→ RECORDS SUPPLIED
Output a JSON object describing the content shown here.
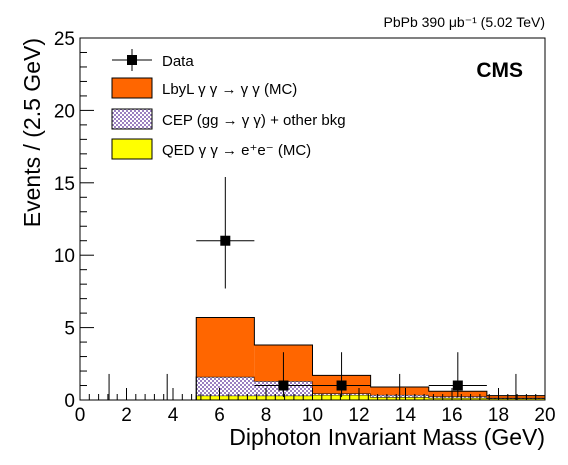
{
  "chart_data": {
    "type": "histogram",
    "header": "PbPb 390 μb⁻¹ (5.02 TeV)",
    "experiment": "CMS",
    "xlabel": "Diphoton Invariant Mass (GeV)",
    "ylabel": "Events / (2.5 GeV)",
    "xlim": [
      0,
      20
    ],
    "ylim": [
      0,
      25
    ],
    "x_ticks": [
      0,
      2,
      4,
      6,
      8,
      10,
      12,
      14,
      16,
      18,
      20
    ],
    "y_ticks": [
      0,
      5,
      10,
      15,
      20,
      25
    ],
    "bin_edges": [
      5,
      7.5,
      10,
      12.5,
      15,
      17.5,
      20
    ],
    "stack": [
      {
        "name": "QED γ γ → e⁺e⁻ (MC)",
        "color": "#ffff00",
        "values": [
          0.3,
          0.3,
          0.35,
          0.2,
          0.15,
          0.1
        ]
      },
      {
        "name": "CEP (gg → γ γ) + other bkg",
        "color": "#c9b8dc",
        "values": [
          1.3,
          1.0,
          0.1,
          0.15,
          0.1,
          0.05
        ]
      },
      {
        "name": "LbyL γ γ → γ γ (MC)",
        "color": "#ff6600",
        "values": [
          4.1,
          2.5,
          1.25,
          0.55,
          0.35,
          0.15
        ]
      }
    ],
    "data": {
      "name": "Data",
      "points": [
        {
          "x": 1.25,
          "y": 0,
          "yerr_low": 0,
          "yerr_high": 1.8
        },
        {
          "x": 3.75,
          "y": 0,
          "yerr_low": 0,
          "yerr_high": 1.8
        },
        {
          "x": 6.25,
          "y": 11,
          "yerr_low": 3.3,
          "yerr_high": 4.4
        },
        {
          "x": 8.75,
          "y": 1,
          "yerr_low": 0.8,
          "yerr_high": 2.3
        },
        {
          "x": 11.25,
          "y": 1,
          "yerr_low": 0.8,
          "yerr_high": 2.3
        },
        {
          "x": 13.75,
          "y": 0,
          "yerr_low": 0,
          "yerr_high": 1.8
        },
        {
          "x": 16.25,
          "y": 1,
          "yerr_low": 0.8,
          "yerr_high": 2.3
        },
        {
          "x": 18.75,
          "y": 0,
          "yerr_low": 0,
          "yerr_high": 1.8
        }
      ]
    },
    "legend": {
      "placement": "top-left",
      "entries": [
        "Data",
        "LbyL γ γ → γ γ (MC)",
        "CEP (gg → γ γ) + other bkg",
        "QED γ γ → e⁺e⁻ (MC)"
      ]
    },
    "grid": false
  }
}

→ INSTRUCTIONS FOR THE TASK
The word "other" may appear on some lines of these records; state how many such lines there are, and nothing else.

→ FULL SOLUTION
2